→ **What you will do**: Without the pictures, copy all the entries below exactly.

_____

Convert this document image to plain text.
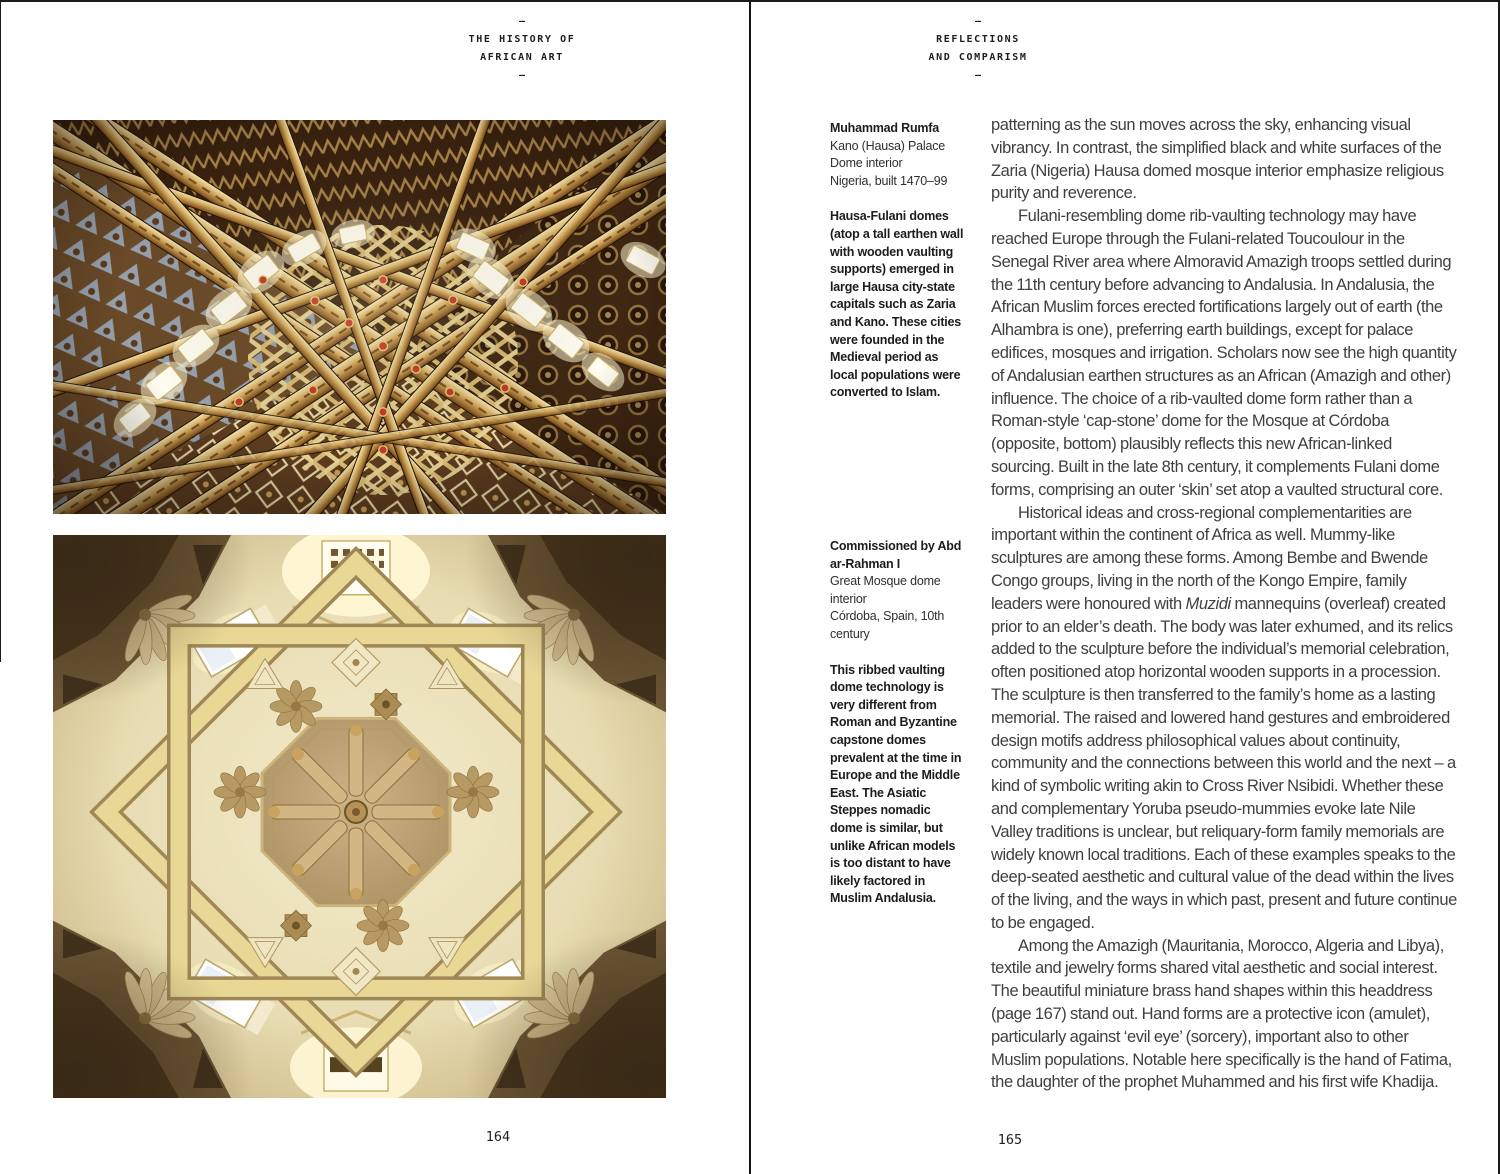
–
THE HISTORY OF
AFRICAN ART
–
–
REFLECTIONS
AND COMPARISM
–
Muhammad Rumfa
Kano (Hausa) Palace
Dome interior
Nigeria, built 1470–99
Hausa-Fulani domes (atop a tall earthen wall with wooden vaulting supports) emerged in large Hausa city-state capitals such as Zaria and Kano. These cities were founded in the Medieval period as local populations were converted to Islam.
Commissioned by Abd ar-Rahman I
Great Mosque dome
interior
Córdoba, Spain, 10th
century
This ribbed vaulting dome technology is very different from Roman and Byzantine capstone domes prevalent at the time in Europe and the Middle East. The Asiatic Steppes nomadic dome is similar, but unlike African models is too distant to have likely factored in Muslim Andalusia.

patterning as the sun moves across the sky, enhancing visual vibrancy. In contrast, the simplified black and white surfaces of the Zaria (Nigeria) Hausa domed mosque interior emphasize religious purity and reverence.

Fulani-resembling dome rib-vaulting technology may have reached Europe through the Fulani-related Toucoulour in the Senegal River area where Almoravid Amazigh troops settled during the 11th century before advancing to Andalusia. In Andalusia, the African Muslim forces erected fortifications largely out of earth (the Alhambra is one), preferring earth buildings, except for palace edifices, mosques and irrigation. Scholars now see the high quantity of Andalusian earthen structures as an African (Amazigh and other) influence. The choice of a rib-vaulted dome form rather than a Roman-style ‘cap-stone’ dome for the Mosque at Córdoba (opposite, bottom) plausibly reflects this new African-linked sourcing. Built in the late 8th century, it complements Fulani dome forms, comprising an outer ‘skin’ set atop a vaulted structural core.

Historical ideas and cross-regional complementarities are important within the continent of Africa as well. Mummy-like sculptures are among these forms. Among Bembe and Bwende Congo groups, living in the north of the Kongo Empire, family leaders were honoured with Muzidi mannequins (overleaf) created prior to an elder’s death. The body was later exhumed, and its relics added to the sculpture before the individual’s memorial celebration, often positioned atop horizontal wooden supports in a procession. The sculpture is then transferred to the family’s home as a lasting memorial. The raised and lowered hand gestures and embroidered design motifs address philosophical values about continuity, community and the connections between this world and the next – a kind of symbolic writing akin to Cross River Nsibidi. Whether these and complementary Yoruba pseudo-mummies evoke late Nile Valley traditions is unclear, but reliquary-form family memorials are widely known local traditions. Each of these examples speaks to the deep-seated aesthetic and cultural value of the dead within the lives of the living, and the ways in which past, present and future continue to be engaged.

Among the Amazigh (Mauritania, Morocco, Algeria and Libya), textile and jewelry forms shared vital aesthetic and social interest. The beautiful miniature brass hand shapes within this headdress (page 167) stand out. Hand forms are a protective icon (amulet), particularly against ‘evil eye’ (sorcery), important also to other Muslim populations. Notable here specifically is the hand of Fatima, the daughter of the prophet Muhammed and his first wife Khadija.

164	165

_____

→ **Finished task**:
Convert this document image to plain text.
–
THE HISTORY OF
AFRICAN ART
–
–
REFLECTIONS
AND COMPARISM
–
Muhammad Rumfa
Kano (Hausa) Palace
Dome interior
Nigeria, built 1470–99
Hausa-Fulani domes (atop a tall earthen wall with wooden vaulting supports) emerged in large Hausa city-state capitals such as Zaria and Kano. These cities were founded in the Medieval period as local populations were converted to Islam.
Commissioned by Abd ar-Rahman I
Great Mosque dome
interior
Córdoba, Spain, 10th
century
This ribbed vaulting dome technology is very different from Roman and Byzantine capstone domes prevalent at the time in Europe and the Middle East. The Asiatic Steppes nomadic dome is similar, but unlike African models is too distant to have likely factored in Muslim Andalusia.

patterning as the sun moves across the sky, enhancing visual vibrancy. In contrast, the simplified black and white surfaces of the Zaria (Nigeria) Hausa domed mosque interior emphasize religious purity and reverence.

Fulani-resembling dome rib-vaulting technology may have reached Europe through the Fulani-related Toucoulour in the Senegal River area where Almoravid Amazigh troops settled during the 11th century before advancing to Andalusia. In Andalusia, the African Muslim forces erected fortifications largely out of earth (the Alhambra is one), preferring earth buildings, except for palace edifices, mosques and irrigation. Scholars now see the high quantity of Andalusian earthen structures as an African (Amazigh and other) influence. The choice of a rib-vaulted dome form rather than a Roman-style ‘cap-stone’ dome for the Mosque at Córdoba (opposite, bottom) plausibly reflects this new African-linked sourcing. Built in the late 8th century, it complements Fulani dome forms, comprising an outer ‘skin’ set atop a vaulted structural core.

Historical ideas and cross-regional complementarities are important within the continent of Africa as well. Mummy-like sculptures are among these forms. Among Bembe and Bwende Congo groups, living in the north of the Kongo Empire, family leaders were honoured with Muzidi mannequins (overleaf) created prior to an elder’s death. The body was later exhumed, and its relics added to the sculpture before the individual’s memorial celebration, often positioned atop horizontal wooden supports in a procession. The sculpture is then transferred to the family’s home as a lasting memorial. The raised and lowered hand gestures and embroidered design motifs address philosophical values about continuity, community and the connections between this world and the next – a kind of symbolic writing akin to Cross River Nsibidi. Whether these and complementary Yoruba pseudo-mummies evoke late Nile Valley traditions is unclear, but reliquary-form family memorials are widely known local traditions. Each of these examples speaks to the deep-seated aesthetic and cultural value of the dead within the lives of the living, and the ways in which past, present and future continue to be engaged.

Among the Amazigh (Mauritania, Morocco, Algeria and Libya), textile and jewelry forms shared vital aesthetic and social interest. The beautiful miniature brass hand shapes within this headdress (page 167) stand out. Hand forms are a protective icon (amulet), particularly against ‘evil eye’ (sorcery), important also to other Muslim populations. Notable here specifically is the hand of Fatima, the daughter of the prophet Muhammed and his first wife Khadija.

164	165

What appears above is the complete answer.